§ EXERCISE PROMPT
Present each line of the entries below as a single numbered list, skipping blank lines and leaving out the pictures.

··· TASK INPUTS ···

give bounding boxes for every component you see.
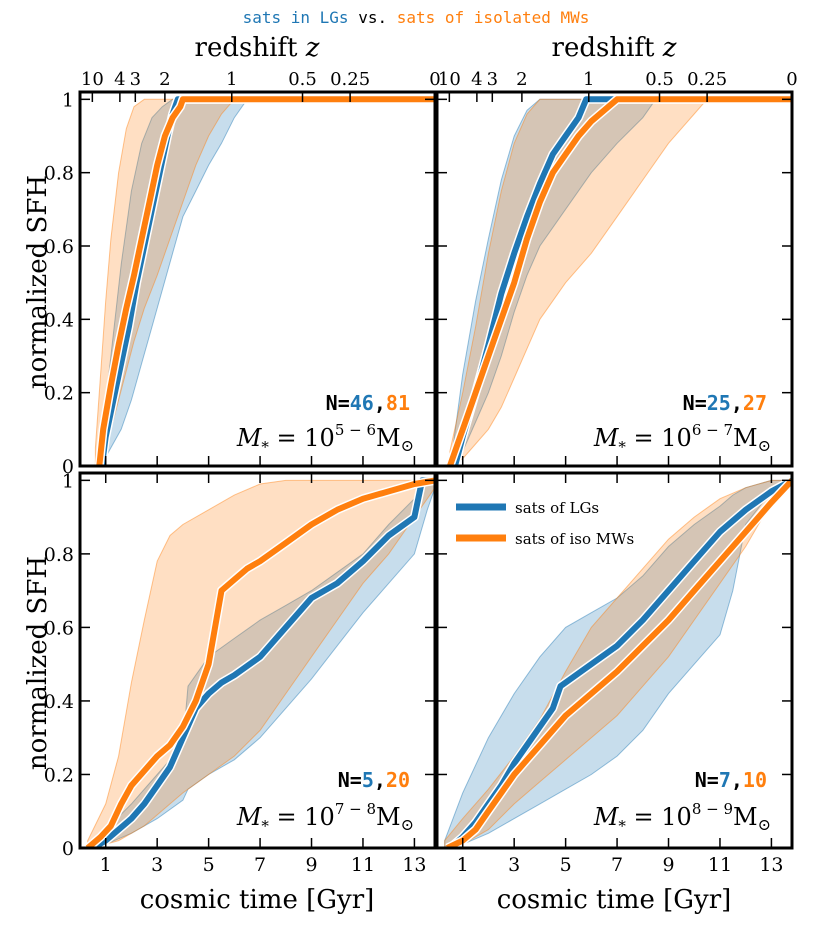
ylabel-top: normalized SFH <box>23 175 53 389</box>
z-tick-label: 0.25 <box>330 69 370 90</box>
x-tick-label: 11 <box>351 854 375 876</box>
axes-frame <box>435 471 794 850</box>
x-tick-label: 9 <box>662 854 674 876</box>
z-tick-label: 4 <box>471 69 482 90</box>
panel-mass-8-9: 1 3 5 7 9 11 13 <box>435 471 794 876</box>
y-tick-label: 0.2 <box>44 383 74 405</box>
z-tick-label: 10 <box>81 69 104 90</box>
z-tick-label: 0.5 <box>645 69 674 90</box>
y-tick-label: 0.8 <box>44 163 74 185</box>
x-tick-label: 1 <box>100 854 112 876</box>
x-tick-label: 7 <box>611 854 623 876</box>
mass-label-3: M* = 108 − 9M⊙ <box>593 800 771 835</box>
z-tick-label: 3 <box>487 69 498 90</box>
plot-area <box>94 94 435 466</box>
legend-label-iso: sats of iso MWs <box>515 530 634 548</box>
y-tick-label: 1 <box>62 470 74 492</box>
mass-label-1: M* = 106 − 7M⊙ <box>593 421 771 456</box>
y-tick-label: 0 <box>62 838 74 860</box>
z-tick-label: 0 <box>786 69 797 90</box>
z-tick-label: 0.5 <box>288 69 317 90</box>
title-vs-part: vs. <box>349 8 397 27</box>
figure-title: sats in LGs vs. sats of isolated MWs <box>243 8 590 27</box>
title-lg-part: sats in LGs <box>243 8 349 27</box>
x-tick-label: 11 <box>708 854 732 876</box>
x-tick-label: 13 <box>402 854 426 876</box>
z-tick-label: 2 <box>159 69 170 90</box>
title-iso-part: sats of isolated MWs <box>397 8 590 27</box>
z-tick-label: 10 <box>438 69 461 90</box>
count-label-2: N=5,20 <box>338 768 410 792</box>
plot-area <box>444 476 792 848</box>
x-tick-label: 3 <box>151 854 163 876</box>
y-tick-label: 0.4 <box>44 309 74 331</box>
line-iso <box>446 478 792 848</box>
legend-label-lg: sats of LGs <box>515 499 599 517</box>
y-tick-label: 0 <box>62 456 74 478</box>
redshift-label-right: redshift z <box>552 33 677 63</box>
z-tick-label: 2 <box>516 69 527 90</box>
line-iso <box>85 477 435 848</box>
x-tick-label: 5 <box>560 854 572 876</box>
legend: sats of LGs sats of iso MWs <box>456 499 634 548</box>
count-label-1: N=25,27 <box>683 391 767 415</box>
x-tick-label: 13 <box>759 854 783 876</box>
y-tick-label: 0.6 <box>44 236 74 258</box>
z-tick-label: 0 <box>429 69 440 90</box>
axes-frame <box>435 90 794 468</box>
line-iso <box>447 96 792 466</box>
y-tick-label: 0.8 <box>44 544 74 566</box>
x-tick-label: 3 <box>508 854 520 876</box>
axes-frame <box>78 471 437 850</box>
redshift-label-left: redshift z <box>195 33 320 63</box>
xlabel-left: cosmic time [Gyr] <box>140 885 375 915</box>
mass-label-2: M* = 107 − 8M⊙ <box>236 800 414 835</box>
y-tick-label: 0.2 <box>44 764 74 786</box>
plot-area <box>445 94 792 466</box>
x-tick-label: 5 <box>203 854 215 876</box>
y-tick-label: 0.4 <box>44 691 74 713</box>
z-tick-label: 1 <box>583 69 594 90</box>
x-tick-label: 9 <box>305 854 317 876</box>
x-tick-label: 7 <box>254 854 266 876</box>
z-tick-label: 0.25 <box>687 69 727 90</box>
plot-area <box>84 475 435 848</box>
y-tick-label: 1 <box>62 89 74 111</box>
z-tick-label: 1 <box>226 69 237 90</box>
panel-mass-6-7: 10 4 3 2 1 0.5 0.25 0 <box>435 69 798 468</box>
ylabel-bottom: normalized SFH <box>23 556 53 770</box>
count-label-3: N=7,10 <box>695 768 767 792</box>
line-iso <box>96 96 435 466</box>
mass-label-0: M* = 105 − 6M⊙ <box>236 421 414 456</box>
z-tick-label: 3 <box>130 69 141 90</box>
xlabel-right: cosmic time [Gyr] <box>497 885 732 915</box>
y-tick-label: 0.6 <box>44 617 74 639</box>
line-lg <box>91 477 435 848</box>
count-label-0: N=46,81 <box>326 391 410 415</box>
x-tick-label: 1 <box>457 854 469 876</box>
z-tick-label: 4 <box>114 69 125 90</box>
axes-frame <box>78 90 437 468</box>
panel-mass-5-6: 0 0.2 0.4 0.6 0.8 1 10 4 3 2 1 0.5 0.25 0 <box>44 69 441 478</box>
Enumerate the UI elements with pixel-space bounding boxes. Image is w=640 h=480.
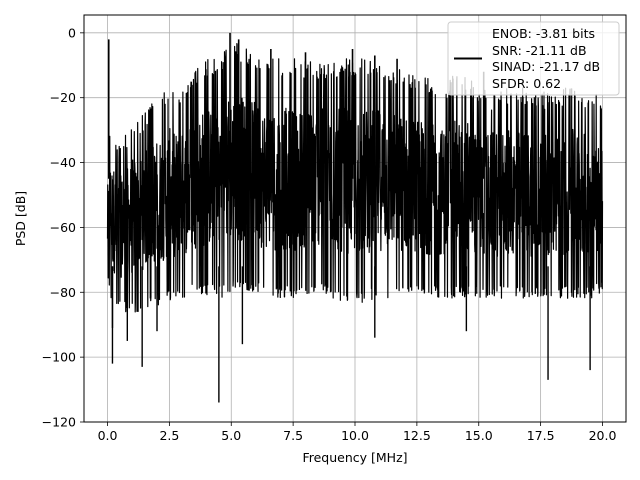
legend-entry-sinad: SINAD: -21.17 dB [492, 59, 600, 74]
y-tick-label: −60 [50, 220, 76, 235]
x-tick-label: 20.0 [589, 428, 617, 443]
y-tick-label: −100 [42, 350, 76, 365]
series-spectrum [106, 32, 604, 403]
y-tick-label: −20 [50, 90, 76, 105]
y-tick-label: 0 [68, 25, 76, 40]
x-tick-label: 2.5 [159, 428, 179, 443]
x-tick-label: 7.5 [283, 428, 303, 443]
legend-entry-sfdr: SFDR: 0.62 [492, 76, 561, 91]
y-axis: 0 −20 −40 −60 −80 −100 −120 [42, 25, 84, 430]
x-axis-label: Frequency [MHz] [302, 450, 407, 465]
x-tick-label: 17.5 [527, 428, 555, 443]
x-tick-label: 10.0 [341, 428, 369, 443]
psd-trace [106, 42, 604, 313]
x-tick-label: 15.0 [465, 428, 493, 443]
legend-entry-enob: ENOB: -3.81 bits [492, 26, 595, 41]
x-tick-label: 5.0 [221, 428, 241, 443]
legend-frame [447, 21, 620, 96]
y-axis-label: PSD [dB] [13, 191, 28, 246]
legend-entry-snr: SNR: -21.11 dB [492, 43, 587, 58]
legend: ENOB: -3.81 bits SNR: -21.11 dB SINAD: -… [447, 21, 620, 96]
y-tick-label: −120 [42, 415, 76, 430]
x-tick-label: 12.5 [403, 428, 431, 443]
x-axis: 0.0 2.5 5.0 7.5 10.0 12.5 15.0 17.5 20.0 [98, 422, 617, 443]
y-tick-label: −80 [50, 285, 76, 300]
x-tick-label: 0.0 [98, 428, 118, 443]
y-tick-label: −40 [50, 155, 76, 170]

···

§ TASK RESULT
1. give bounding boxes for every component you see.
2. ylabel-top: normalized SFH <box>23 175 53 389</box>
3. z-tick-label: 0.25 <box>330 69 370 90</box>
4. x-tick-label: 11 <box>351 854 375 876</box>
5. axes-frame <box>435 471 794 850</box>
6. x-tick-label: 9 <box>662 854 674 876</box>
7. z-tick-label: 4 <box>471 69 482 90</box>
8. panel-mass-8-9: 1 3 5 7 9 11 13 <box>435 471 794 876</box>
9. y-tick-label: 0.2 <box>44 383 74 405</box>
10. z-tick-label: 10 <box>81 69 104 90</box>
11. z-tick-label: 0.5 <box>645 69 674 90</box>
12. y-tick-label: 0.8 <box>44 163 74 185</box>
13. x-tick-label: 1 <box>100 854 112 876</box>
14. x-tick-label: 7 <box>611 854 623 876</box>
15. mass-label-3: M* = 108 − 9M⊙ <box>593 800 771 835</box>
16. z-tick-label: 3 <box>487 69 498 90</box>
17. plot-area <box>94 94 435 466</box>
18. legend-label-iso: sats of iso MWs <box>515 530 634 548</box>
19. y-tick-label: 1 <box>62 470 74 492</box>
20. mass-label-1: M* = 106 − 7M⊙ <box>593 421 771 456</box>
21. y-tick-label: 0 <box>62 838 74 860</box>
22. z-tick-label: 0 <box>786 69 797 90</box>
23. z-tick-label: 0.5 <box>288 69 317 90</box>
24. title-vs-part: vs. <box>349 8 397 27</box>
25. figure-title: sats in LGs vs. sats of isolated MWs <box>243 8 590 27</box>
26. title-lg-part: sats in LGs <box>243 8 349 27</box>
27. x-tick-label: 11 <box>708 854 732 876</box>
28. x-tick-label: 13 <box>402 854 426 876</box>
29. z-tick-label: 2 <box>159 69 170 90</box>
30. title-iso-part: sats of isolated MWs <box>397 8 590 27</box>
31. z-tick-label: 10 <box>438 69 461 90</box>
32. count-label-2: N=5,20 <box>338 768 410 792</box>
33. plot-area <box>444 476 792 848</box>
34. x-tick-label: 3 <box>151 854 163 876</box>
35. y-tick-label: 0.4 <box>44 309 74 331</box>
36. line-iso <box>446 478 792 848</box>
37. legend-label-lg: sats of LGs <box>515 499 599 517</box>
38. y-tick-label: 0 <box>62 456 74 478</box>
39. redshift-label-right: redshift z <box>552 33 677 63</box>
40. z-tick-label: 2 <box>516 69 527 90</box>
41. line-iso <box>85 477 435 848</box>
42. x-tick-label: 5 <box>560 854 572 876</box>
43. legend: sats of LGs sats of iso MWs <box>456 499 634 548</box>
44. count-label-1: N=25,27 <box>683 391 767 415</box>
45. x-tick-label: 13 <box>759 854 783 876</box>
46. y-tick-label: 0.6 <box>44 236 74 258</box>
47. z-tick-label: 0 <box>429 69 440 90</box>
48. axes-frame <box>435 90 794 468</box>
49. line-iso <box>447 96 792 466</box>
50. y-tick-label: 0.8 <box>44 544 74 566</box>
51. x-tick-label: 3 <box>508 854 520 876</box>
52. axes-frame <box>78 471 437 850</box>
53. redshift-label-left: redshift z <box>195 33 320 63</box>
54. xlabel-left: cosmic time [Gyr] <box>140 885 375 915</box>
55. mass-label-2: M* = 107 − 8M⊙ <box>236 800 414 835</box>
56. y-tick-label: 0.2 <box>44 764 74 786</box>
57. plot-area <box>445 94 792 466</box>
58. x-tick-label: 5 <box>203 854 215 876</box>
59. y-tick-label: 0.4 <box>44 691 74 713</box>
60. z-tick-label: 1 <box>583 69 594 90</box>
61. x-tick-label: 9 <box>305 854 317 876</box>
62. x-tick-label: 7 <box>254 854 266 876</box>
63. z-tick-label: 0.25 <box>687 69 727 90</box>
64. plot-area <box>84 475 435 848</box>
65. y-tick-label: 1 <box>62 89 74 111</box>
66. z-tick-label: 1 <box>226 69 237 90</box>
67. panel-mass-6-7: 10 4 3 2 1 0.5 0.25 0 <box>435 69 798 468</box>
68. ylabel-bottom: normalized SFH <box>23 556 53 770</box>
69. count-label-3: N=7,10 <box>695 768 767 792</box>
70. line-iso <box>96 96 435 466</box>
71. mass-label-0: M* = 105 − 6M⊙ <box>236 421 414 456</box>
72. z-tick-label: 3 <box>130 69 141 90</box>
73. xlabel-right: cosmic time [Gyr] <box>497 885 732 915</box>
74. y-tick-label: 0.6 <box>44 617 74 639</box>
75. line-lg <box>91 477 435 848</box>
76. count-label-0: N=46,81 <box>326 391 410 415</box>
77. x-tick-label: 1 <box>457 854 469 876</box>
78. z-tick-label: 4 <box>114 69 125 90</box>
79. axes-frame <box>78 90 437 468</box>
80. panel-mass-5-6: 0 0.2 0.4 0.6 0.8 1 10 4 3 2 1 0.5 0.25 0 <box>44 69 441 478</box>
81. Enumerate the UI elements with pixel-space bounding boxes. Image is w=640 h=480.
82. legend-entry-sinad: SINAD: -21.17 dB [492, 59, 600, 74]
83. y-tick-label: −60 [50, 220, 76, 235]
84. x-tick-label: 20.0 [589, 428, 617, 443]
85. y-tick-label: −100 [42, 350, 76, 365]
86. series-spectrum [106, 32, 604, 403]
87. y-tick-label: −20 [50, 90, 76, 105]
88. y-tick-label: 0 [68, 25, 76, 40]
89. x-tick-label: 2.5 [159, 428, 179, 443]
90. x-tick-label: 7.5 [283, 428, 303, 443]
91. legend-entry-sfdr: SFDR: 0.62 [492, 76, 561, 91]
92. y-axis: 0 −20 −40 −60 −80 −100 −120 [42, 25, 84, 430]
93. x-axis-label: Frequency [MHz] [302, 450, 407, 465]
94. x-tick-label: 17.5 [527, 428, 555, 443]
95. x-tick-label: 10.0 [341, 428, 369, 443]
96. psd-trace [106, 42, 604, 313]
97. x-tick-label: 15.0 [465, 428, 493, 443]
98. legend-entry-enob: ENOB: -3.81 bits [492, 26, 595, 41]
99. x-tick-label: 5.0 [221, 428, 241, 443]
100. legend-frame [447, 21, 620, 96]
101. y-axis-label: PSD [dB] [13, 191, 28, 246]
102. legend-entry-snr: SNR: -21.11 dB [492, 43, 587, 58]
103. legend: ENOB: -3.81 bits SNR: -21.11 dB SINAD: -… [447, 21, 620, 96]
104. y-tick-label: −120 [42, 415, 76, 430]
105. x-tick-label: 12.5 [403, 428, 431, 443]
106. x-axis: 0.0 2.5 5.0 7.5 10.0 12.5 15.0 17.5 20.0 [98, 422, 617, 443]
107. y-tick-label: −80 [50, 285, 76, 300]
108. x-tick-label: 0.0 [98, 428, 118, 443]
109. y-tick-label: −40 [50, 155, 76, 170]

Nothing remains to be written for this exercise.